_Given problem:_ Find out how many lines of the material contain the string "hereto" and give only that figure.

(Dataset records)

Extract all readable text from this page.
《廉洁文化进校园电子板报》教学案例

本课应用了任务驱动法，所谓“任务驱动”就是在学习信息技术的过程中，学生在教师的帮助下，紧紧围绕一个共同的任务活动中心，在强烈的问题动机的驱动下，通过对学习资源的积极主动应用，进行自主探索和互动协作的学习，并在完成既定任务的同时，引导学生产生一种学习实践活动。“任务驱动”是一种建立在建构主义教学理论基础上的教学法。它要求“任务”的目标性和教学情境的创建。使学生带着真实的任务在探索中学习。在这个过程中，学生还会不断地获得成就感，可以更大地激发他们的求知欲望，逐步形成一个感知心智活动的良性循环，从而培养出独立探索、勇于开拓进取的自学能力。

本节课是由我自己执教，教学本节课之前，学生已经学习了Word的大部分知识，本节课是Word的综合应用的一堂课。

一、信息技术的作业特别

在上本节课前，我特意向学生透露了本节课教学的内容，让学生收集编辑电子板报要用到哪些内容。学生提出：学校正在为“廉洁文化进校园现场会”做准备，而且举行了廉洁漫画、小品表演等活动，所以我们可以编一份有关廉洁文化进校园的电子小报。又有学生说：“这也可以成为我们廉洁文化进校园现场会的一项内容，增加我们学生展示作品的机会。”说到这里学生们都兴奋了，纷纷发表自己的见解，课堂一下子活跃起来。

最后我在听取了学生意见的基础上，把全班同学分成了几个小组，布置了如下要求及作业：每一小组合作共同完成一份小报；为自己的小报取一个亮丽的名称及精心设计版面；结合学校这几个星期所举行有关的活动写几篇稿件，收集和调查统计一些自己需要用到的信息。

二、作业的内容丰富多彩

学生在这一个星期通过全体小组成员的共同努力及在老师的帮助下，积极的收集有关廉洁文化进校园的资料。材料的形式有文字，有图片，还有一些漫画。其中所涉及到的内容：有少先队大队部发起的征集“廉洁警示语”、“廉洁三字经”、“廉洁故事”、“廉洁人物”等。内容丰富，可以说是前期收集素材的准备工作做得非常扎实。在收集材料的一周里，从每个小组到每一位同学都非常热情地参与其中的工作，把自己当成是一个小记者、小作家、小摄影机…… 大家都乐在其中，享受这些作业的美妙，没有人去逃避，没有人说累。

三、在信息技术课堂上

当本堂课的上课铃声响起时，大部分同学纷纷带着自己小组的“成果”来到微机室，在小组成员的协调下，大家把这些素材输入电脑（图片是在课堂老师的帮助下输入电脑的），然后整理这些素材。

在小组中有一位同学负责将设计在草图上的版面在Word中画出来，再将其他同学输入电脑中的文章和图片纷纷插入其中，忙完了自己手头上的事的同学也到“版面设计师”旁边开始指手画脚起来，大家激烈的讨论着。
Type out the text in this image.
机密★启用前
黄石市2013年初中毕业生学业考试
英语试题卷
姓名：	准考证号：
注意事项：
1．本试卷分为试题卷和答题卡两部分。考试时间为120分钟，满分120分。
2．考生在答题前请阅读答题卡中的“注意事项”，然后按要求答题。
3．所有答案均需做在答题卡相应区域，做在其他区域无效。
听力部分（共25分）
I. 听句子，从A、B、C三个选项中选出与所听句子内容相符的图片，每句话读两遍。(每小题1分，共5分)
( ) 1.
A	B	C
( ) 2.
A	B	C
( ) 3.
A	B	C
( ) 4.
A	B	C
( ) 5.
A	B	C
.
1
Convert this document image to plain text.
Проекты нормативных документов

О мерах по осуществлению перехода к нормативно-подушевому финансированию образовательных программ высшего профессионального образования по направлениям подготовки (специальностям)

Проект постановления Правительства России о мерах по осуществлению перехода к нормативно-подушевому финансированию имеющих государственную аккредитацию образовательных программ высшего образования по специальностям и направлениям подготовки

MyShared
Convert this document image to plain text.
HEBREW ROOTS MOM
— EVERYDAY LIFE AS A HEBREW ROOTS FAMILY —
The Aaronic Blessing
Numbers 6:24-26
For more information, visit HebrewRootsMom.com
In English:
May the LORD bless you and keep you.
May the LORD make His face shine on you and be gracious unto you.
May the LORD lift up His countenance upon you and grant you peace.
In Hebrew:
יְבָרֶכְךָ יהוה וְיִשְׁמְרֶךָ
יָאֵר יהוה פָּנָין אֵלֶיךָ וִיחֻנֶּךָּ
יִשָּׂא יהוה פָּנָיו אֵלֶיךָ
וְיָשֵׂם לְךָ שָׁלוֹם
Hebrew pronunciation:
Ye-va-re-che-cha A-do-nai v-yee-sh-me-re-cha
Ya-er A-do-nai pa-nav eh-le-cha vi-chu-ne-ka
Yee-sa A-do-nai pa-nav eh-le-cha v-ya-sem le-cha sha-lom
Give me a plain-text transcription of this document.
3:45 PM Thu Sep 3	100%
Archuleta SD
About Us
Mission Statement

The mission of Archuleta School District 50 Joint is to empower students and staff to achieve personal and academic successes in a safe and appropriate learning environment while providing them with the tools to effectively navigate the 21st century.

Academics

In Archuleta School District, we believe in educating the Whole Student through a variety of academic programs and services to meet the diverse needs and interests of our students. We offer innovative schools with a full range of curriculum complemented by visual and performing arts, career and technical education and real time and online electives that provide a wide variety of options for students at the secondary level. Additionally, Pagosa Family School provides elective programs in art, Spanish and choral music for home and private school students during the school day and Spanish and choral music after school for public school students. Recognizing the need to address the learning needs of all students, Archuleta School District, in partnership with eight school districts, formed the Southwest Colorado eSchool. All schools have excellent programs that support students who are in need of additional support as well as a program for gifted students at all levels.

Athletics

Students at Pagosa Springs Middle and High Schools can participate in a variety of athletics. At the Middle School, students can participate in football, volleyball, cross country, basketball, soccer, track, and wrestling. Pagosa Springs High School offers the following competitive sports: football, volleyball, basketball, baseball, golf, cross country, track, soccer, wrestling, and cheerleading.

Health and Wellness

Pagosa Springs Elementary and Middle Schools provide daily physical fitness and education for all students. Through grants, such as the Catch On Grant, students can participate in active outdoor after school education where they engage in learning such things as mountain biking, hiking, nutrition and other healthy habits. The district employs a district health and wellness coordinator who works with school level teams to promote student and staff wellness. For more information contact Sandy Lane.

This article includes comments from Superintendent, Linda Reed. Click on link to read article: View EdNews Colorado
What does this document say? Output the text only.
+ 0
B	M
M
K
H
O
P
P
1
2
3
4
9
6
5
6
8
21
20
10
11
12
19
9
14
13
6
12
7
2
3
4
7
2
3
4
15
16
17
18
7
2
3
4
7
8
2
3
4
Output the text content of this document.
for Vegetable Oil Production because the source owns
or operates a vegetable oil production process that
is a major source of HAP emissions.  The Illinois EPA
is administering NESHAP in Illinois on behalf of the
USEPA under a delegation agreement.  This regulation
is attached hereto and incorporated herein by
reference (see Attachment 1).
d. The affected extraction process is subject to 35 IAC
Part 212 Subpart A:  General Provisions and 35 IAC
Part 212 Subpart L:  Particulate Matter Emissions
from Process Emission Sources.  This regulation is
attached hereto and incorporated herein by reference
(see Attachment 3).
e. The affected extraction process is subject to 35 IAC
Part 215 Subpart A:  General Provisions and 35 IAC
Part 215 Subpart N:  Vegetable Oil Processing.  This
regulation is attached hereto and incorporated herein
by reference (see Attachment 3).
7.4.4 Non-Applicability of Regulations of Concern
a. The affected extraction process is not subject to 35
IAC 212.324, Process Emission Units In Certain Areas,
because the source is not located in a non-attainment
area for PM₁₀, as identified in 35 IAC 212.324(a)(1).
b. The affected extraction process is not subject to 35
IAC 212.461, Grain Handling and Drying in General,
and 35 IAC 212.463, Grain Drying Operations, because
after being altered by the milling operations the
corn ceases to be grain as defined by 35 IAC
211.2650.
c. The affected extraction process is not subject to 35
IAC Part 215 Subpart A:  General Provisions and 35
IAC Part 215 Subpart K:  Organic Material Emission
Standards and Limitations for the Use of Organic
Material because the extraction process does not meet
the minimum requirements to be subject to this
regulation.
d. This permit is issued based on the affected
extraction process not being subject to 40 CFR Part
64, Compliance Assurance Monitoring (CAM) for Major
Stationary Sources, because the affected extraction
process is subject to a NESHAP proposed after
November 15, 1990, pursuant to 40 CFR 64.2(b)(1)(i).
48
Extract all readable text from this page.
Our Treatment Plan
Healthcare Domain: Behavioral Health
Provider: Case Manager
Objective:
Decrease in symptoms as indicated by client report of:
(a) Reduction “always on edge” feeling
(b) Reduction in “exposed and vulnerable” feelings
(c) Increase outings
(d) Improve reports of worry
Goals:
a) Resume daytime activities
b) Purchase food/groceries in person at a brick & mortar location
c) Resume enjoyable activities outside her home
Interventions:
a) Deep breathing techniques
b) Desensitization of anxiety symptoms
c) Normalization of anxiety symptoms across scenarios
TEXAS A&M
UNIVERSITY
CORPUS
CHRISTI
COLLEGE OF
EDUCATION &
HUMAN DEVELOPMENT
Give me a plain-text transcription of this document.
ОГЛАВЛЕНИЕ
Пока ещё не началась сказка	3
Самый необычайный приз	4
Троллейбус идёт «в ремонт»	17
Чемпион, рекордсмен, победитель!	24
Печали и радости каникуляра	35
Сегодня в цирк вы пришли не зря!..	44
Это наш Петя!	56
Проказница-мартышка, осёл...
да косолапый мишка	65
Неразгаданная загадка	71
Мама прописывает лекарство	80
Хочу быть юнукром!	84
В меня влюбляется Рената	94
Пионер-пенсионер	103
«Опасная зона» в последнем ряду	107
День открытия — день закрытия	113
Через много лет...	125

_Task solution:_ 3